Input data ->

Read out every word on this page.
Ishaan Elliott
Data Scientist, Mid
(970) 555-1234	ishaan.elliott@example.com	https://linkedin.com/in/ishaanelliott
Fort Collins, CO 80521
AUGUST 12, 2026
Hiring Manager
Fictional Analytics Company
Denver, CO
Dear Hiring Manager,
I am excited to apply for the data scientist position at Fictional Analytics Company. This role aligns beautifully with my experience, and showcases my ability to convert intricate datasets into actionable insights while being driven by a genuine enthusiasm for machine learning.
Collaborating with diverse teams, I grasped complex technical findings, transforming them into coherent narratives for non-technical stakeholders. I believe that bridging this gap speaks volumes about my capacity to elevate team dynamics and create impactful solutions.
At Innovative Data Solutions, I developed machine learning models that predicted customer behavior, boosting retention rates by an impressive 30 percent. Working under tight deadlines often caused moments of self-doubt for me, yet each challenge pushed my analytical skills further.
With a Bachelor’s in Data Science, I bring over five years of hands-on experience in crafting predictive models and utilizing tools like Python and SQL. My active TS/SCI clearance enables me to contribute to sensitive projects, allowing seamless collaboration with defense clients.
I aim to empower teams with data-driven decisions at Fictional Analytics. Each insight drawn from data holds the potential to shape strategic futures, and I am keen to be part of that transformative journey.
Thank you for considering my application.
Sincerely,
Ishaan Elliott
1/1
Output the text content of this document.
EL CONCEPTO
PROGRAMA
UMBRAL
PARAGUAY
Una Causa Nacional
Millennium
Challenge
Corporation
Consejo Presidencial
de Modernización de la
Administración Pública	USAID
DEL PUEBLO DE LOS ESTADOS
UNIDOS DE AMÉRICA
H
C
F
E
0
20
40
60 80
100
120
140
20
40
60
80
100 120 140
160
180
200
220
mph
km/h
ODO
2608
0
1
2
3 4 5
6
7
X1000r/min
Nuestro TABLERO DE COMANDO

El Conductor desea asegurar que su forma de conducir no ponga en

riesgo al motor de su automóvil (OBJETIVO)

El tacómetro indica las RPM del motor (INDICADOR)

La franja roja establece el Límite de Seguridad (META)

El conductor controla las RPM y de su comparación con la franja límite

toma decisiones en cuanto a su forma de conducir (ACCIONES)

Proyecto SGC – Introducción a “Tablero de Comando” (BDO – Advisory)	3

Work to complete -> Gather every line from the listing above in which "franja" appears, and copy those lines.

Output ->
La franja roja establece el Límite de Seguridad (META)
El conductor controla las RPM y de su comparación con la franja límite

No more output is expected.